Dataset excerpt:
──────

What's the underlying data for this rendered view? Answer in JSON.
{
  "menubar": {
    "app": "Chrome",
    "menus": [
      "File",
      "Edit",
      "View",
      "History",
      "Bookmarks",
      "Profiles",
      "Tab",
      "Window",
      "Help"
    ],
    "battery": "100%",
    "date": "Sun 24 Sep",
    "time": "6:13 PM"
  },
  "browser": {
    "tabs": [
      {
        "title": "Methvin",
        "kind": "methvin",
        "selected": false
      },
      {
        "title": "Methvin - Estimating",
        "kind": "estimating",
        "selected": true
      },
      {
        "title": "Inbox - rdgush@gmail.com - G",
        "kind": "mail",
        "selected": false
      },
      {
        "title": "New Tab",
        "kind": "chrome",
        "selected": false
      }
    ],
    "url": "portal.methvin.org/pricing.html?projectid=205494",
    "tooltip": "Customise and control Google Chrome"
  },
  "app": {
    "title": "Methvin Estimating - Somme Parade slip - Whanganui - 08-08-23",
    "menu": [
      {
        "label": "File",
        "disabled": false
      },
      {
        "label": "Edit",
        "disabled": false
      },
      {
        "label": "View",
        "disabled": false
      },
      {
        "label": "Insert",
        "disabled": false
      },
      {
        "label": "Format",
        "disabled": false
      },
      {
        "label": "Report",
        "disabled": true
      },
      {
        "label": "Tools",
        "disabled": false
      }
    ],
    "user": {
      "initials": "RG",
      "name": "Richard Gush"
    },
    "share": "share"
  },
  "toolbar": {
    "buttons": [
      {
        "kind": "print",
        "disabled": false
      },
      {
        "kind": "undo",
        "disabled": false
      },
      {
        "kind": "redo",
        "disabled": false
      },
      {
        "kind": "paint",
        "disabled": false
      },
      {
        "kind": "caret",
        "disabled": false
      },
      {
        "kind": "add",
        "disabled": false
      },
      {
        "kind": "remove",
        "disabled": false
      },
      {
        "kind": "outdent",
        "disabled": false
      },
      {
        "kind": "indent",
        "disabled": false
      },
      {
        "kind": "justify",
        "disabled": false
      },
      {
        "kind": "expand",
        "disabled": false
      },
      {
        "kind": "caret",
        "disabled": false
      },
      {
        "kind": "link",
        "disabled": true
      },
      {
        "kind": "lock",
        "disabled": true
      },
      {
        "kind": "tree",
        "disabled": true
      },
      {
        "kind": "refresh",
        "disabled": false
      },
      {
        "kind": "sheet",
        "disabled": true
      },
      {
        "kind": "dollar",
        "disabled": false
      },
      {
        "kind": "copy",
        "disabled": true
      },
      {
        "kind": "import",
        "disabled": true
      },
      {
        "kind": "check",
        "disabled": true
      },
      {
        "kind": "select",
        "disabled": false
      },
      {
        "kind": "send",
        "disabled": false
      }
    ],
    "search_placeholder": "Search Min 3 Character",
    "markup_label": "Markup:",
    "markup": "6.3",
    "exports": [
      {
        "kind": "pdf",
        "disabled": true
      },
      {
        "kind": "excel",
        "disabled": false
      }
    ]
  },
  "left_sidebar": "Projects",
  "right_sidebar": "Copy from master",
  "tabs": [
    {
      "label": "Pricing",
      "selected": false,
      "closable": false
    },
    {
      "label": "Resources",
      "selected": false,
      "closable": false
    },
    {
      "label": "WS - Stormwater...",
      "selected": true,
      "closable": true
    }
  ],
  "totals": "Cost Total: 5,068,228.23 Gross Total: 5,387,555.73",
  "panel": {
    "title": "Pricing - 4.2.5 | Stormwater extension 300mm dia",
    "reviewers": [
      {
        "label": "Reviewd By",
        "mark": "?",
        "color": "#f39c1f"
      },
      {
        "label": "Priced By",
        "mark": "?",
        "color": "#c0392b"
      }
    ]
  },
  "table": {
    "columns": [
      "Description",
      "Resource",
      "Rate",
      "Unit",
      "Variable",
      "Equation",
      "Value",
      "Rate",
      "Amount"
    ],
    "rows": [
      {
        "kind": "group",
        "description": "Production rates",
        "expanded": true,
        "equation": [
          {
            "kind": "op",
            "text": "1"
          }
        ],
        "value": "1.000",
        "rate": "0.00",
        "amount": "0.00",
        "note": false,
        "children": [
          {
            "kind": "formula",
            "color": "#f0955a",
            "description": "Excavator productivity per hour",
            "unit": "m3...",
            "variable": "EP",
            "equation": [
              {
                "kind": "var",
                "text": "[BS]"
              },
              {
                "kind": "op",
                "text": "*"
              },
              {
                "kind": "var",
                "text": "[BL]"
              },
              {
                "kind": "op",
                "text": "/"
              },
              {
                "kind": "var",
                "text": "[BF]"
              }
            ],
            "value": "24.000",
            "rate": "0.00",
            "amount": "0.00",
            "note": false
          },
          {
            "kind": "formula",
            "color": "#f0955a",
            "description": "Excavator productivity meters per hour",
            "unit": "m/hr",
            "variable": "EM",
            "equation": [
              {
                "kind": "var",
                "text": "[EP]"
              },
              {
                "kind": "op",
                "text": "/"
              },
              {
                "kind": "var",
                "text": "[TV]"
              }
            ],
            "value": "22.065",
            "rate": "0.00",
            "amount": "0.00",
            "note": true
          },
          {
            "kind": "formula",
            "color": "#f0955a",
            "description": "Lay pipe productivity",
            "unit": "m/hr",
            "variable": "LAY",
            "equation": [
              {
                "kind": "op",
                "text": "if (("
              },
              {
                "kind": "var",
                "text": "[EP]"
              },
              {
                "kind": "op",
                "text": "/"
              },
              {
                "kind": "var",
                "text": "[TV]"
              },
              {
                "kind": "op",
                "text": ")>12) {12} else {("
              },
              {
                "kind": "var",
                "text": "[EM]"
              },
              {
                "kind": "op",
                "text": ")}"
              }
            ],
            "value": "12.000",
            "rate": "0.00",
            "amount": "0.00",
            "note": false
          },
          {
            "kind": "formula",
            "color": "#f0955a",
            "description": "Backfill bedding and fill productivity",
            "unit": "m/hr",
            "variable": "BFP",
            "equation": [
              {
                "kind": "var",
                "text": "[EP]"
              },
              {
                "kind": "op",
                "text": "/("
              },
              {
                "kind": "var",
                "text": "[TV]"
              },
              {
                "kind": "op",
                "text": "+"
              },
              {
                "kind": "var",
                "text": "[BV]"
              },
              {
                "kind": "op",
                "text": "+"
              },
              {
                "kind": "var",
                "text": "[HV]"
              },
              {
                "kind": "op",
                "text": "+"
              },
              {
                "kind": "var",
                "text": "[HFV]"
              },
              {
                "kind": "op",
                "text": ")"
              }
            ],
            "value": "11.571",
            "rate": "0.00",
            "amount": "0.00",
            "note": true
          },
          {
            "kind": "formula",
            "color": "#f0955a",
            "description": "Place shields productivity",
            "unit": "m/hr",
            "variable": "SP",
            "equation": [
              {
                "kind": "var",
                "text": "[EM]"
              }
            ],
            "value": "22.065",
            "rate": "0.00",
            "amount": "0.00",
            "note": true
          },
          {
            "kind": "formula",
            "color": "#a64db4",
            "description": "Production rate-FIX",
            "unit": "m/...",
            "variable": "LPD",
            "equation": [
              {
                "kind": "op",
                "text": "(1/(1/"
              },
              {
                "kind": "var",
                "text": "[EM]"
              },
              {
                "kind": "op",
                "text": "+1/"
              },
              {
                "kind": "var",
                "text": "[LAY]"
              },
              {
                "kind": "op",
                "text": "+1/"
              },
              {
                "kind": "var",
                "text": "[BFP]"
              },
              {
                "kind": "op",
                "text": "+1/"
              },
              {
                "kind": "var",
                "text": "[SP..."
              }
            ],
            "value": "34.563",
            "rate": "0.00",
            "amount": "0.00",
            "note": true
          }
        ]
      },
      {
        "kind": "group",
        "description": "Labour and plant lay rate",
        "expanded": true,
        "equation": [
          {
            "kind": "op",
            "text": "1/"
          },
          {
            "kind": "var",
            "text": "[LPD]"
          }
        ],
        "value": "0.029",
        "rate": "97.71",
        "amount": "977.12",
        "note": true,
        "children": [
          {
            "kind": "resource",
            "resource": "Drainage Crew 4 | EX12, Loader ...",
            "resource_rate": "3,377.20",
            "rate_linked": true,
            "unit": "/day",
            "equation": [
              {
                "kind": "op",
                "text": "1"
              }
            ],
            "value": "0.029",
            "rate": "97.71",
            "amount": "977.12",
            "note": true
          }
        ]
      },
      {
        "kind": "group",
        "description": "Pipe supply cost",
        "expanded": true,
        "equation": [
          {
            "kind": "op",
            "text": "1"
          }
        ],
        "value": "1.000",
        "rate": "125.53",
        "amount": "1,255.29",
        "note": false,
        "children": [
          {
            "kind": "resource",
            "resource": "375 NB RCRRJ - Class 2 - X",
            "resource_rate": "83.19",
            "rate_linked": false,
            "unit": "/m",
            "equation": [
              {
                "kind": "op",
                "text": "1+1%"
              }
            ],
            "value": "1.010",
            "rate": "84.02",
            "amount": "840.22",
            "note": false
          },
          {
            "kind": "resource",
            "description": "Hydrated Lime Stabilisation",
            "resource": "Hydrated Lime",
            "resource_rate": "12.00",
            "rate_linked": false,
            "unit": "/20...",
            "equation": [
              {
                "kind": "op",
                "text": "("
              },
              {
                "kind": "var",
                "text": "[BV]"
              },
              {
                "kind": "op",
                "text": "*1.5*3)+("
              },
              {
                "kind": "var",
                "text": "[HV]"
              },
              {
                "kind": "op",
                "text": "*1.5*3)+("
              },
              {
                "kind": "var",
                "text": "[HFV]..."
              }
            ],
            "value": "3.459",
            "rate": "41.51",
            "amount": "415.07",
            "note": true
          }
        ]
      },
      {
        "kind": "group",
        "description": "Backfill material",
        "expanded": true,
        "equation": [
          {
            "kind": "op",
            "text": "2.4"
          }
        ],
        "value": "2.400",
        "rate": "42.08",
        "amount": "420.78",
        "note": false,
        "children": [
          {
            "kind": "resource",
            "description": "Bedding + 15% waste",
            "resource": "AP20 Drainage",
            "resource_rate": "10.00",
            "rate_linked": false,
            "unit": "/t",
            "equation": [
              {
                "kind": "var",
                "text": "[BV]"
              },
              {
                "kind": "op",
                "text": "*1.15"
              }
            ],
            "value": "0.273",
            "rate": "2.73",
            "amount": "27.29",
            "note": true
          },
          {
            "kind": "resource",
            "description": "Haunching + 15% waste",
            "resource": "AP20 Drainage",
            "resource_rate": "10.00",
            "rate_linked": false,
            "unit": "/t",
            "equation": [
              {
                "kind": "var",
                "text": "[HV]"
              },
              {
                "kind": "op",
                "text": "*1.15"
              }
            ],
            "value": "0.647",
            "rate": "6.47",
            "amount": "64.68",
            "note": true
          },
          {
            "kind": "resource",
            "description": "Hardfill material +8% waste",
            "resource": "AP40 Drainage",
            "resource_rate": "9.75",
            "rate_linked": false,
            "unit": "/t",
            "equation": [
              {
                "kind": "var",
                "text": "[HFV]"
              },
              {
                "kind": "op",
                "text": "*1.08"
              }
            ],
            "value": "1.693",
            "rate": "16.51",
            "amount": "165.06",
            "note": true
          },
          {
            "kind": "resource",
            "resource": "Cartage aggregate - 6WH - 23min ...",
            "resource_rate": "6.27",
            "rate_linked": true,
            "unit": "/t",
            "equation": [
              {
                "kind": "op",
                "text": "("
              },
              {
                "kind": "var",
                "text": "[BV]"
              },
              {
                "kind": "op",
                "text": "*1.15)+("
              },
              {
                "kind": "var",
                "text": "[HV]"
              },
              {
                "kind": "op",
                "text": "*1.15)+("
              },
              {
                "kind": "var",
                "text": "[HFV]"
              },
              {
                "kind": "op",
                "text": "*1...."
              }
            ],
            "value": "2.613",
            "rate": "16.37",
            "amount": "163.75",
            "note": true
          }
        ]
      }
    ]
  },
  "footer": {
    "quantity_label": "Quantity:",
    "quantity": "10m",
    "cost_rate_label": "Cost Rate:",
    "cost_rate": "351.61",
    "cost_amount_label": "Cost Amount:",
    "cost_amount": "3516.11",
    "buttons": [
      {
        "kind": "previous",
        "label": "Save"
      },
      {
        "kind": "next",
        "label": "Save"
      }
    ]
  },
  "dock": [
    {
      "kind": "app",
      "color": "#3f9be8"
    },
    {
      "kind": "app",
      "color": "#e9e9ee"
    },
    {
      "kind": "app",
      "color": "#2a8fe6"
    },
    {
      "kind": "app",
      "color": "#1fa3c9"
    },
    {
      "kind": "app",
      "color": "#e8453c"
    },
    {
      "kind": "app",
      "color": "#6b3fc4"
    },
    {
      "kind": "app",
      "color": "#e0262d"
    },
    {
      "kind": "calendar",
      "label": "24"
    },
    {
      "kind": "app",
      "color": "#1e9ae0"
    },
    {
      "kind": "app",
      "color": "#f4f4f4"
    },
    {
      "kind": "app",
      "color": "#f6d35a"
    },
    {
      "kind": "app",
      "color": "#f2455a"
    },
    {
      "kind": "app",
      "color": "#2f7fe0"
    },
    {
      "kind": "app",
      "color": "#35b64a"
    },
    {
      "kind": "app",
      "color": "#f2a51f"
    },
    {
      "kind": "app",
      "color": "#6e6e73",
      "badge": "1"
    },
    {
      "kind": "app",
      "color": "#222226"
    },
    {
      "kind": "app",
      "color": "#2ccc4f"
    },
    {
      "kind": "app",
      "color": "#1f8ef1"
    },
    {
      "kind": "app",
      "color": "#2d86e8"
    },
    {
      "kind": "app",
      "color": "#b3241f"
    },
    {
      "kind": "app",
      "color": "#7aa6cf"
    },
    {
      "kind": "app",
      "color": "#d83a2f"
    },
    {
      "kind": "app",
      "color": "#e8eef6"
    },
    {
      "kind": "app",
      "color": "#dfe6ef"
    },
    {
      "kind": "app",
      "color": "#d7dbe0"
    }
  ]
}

──────

Identify each line in the entries with the word "hour" and copy it.

Finished answer:
            "description": "Excavator productivity per hour",
            "description": "Excavator productivity meters per hour",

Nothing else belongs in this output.